# PROBLEM REQUIREMENTS
Extract each line containing the string "Temperature".
---------- STORED DATA
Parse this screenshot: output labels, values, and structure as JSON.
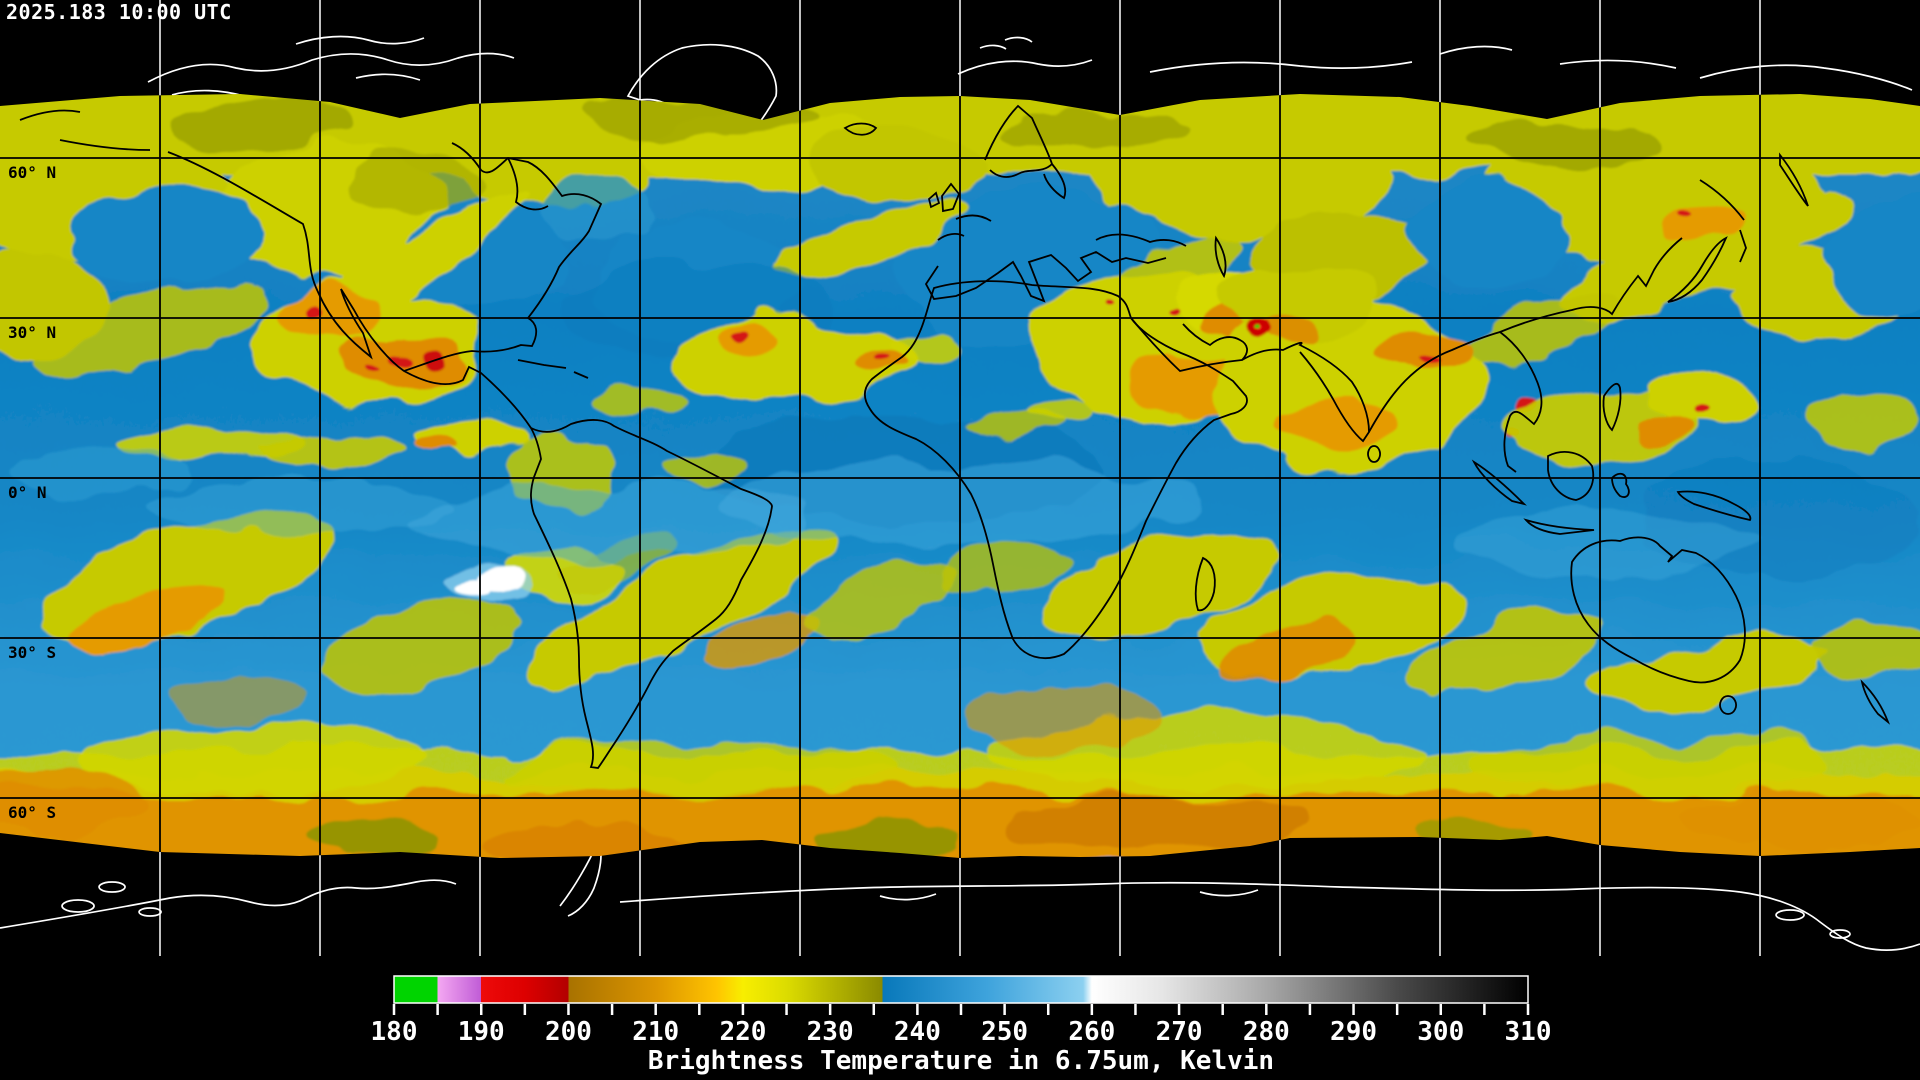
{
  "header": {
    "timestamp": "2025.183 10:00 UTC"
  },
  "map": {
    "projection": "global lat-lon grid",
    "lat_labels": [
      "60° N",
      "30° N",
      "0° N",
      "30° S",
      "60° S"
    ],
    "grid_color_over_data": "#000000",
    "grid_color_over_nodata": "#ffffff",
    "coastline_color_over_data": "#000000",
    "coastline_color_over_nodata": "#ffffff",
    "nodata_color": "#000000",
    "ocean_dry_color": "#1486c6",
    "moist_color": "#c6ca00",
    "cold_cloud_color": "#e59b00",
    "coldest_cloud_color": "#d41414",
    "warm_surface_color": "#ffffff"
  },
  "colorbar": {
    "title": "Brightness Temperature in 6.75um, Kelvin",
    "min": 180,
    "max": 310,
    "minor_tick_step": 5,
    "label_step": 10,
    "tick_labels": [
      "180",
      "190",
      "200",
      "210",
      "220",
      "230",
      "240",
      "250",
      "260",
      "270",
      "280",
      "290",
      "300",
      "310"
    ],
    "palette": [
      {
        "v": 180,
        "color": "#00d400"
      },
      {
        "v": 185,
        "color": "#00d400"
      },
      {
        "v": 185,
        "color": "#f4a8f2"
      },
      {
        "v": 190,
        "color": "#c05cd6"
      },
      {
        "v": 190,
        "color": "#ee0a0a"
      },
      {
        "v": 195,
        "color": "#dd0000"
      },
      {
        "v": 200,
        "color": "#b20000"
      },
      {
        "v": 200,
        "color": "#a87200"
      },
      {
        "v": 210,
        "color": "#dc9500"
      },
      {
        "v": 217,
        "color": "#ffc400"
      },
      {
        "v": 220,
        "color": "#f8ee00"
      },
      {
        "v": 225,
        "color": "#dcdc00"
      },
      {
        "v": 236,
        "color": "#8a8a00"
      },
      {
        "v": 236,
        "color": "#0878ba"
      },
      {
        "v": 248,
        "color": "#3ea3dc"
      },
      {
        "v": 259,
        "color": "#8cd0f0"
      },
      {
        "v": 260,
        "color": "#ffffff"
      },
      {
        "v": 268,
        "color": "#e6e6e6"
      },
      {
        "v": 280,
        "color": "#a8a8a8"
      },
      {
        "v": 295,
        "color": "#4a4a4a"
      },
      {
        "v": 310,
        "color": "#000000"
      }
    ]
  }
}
--------------------
---------- STORED DATA
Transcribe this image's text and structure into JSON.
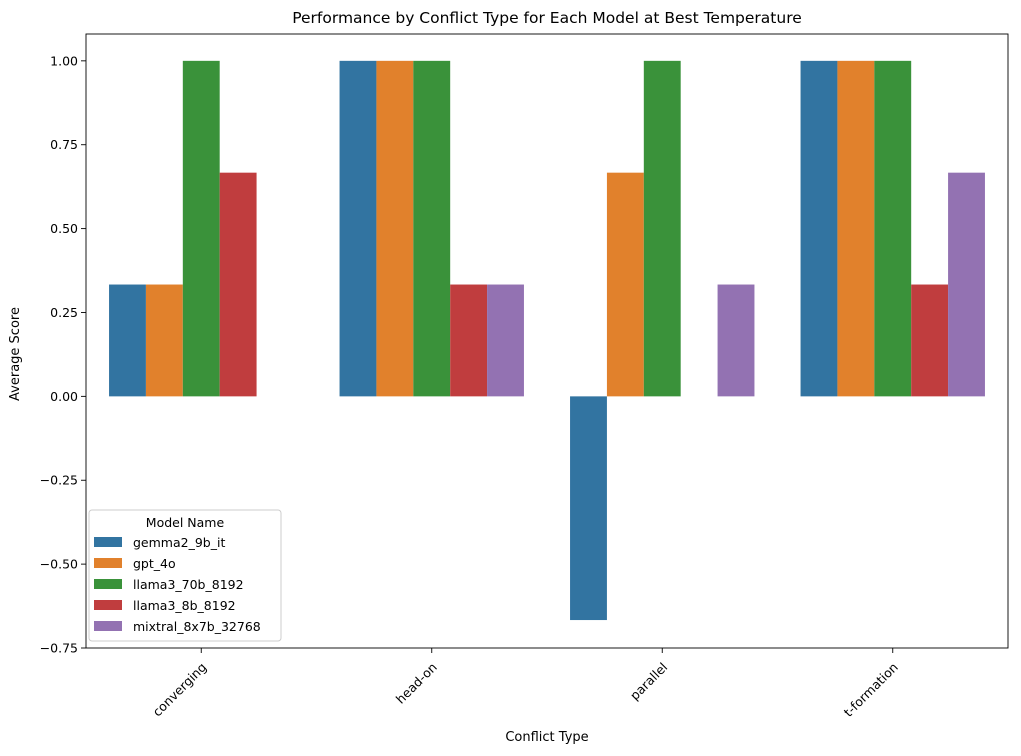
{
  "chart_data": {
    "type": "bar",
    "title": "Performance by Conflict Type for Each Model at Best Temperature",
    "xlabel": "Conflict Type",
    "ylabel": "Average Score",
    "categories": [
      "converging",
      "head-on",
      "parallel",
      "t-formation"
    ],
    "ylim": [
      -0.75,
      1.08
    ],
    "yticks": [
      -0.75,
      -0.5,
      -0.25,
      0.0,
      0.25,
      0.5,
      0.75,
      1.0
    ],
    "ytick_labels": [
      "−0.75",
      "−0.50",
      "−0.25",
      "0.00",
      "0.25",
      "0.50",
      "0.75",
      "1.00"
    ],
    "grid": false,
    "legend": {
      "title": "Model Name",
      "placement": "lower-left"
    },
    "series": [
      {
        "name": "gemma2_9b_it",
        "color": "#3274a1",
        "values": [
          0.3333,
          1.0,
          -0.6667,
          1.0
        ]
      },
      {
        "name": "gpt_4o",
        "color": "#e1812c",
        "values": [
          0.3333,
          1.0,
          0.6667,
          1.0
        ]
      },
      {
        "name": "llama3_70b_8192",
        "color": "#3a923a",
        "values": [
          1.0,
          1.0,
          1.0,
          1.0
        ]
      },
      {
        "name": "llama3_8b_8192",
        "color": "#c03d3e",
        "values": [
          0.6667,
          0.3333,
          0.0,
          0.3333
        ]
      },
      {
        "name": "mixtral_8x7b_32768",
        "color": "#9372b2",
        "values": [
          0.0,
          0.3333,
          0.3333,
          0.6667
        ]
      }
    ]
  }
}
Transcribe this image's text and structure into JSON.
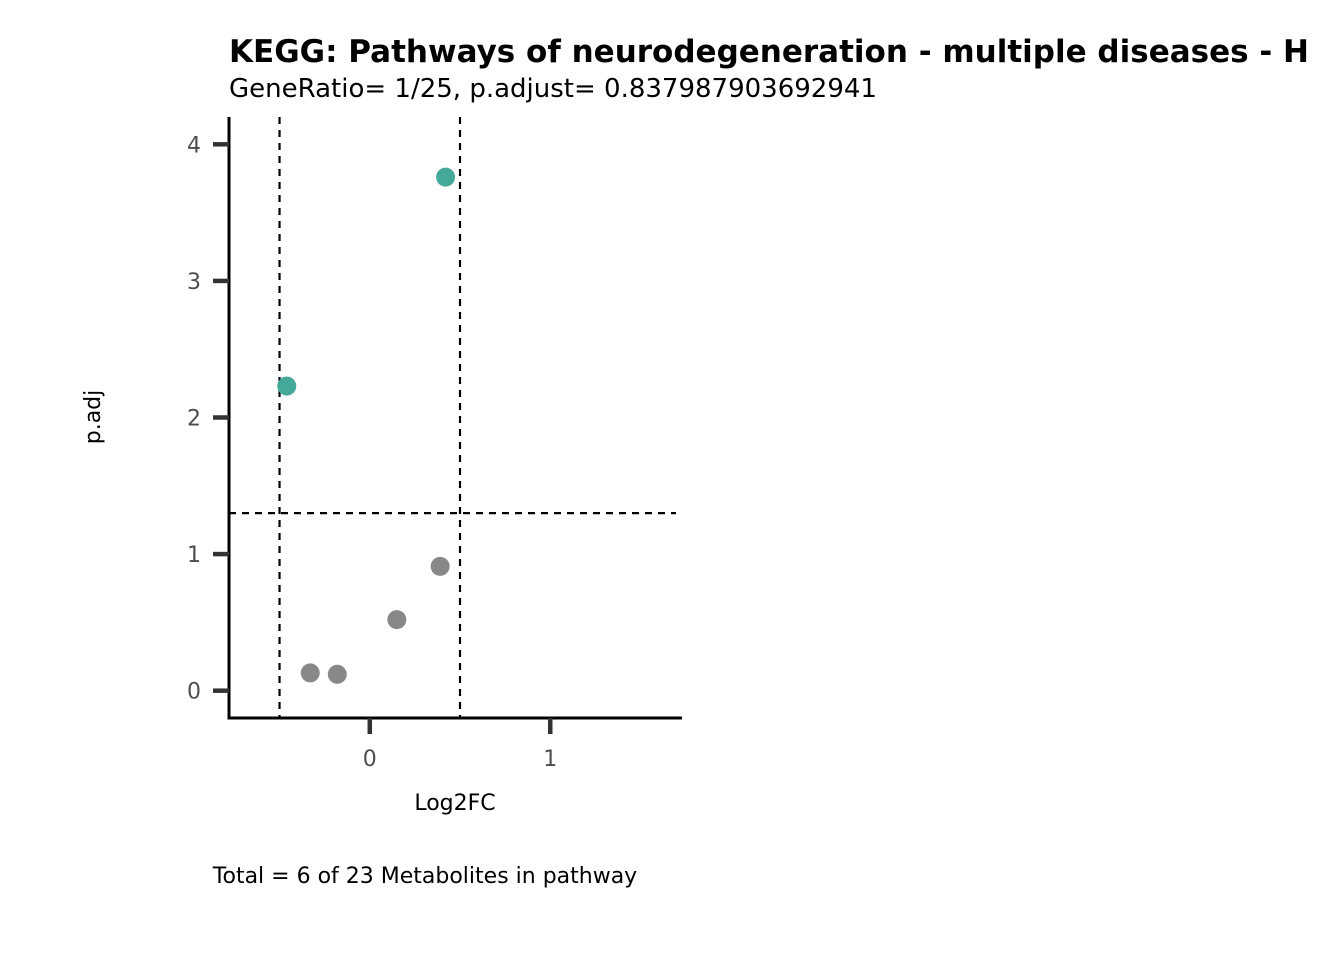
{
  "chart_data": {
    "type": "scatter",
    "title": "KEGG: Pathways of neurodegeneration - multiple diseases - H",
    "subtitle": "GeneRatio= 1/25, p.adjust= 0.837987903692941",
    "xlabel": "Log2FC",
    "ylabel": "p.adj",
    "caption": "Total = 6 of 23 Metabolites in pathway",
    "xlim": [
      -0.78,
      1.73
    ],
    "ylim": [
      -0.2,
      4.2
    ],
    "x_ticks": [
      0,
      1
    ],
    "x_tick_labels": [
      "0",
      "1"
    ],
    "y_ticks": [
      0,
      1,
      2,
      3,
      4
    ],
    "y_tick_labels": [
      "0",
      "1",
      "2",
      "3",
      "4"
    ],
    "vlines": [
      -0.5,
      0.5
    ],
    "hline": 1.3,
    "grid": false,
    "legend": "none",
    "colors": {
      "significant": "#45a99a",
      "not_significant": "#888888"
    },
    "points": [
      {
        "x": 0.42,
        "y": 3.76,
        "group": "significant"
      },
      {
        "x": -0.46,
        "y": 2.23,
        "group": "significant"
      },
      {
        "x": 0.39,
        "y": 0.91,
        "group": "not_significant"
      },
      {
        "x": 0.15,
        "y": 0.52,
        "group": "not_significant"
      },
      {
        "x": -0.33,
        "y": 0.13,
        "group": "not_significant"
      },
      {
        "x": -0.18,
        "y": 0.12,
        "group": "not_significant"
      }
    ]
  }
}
--------------------
# REPLY TO THE EXERCISE
    "title": "Brightness Temperature in 6.75um, Kelvin",
    "title": "Performance by Conflict Type for Each Model at Best Temperature",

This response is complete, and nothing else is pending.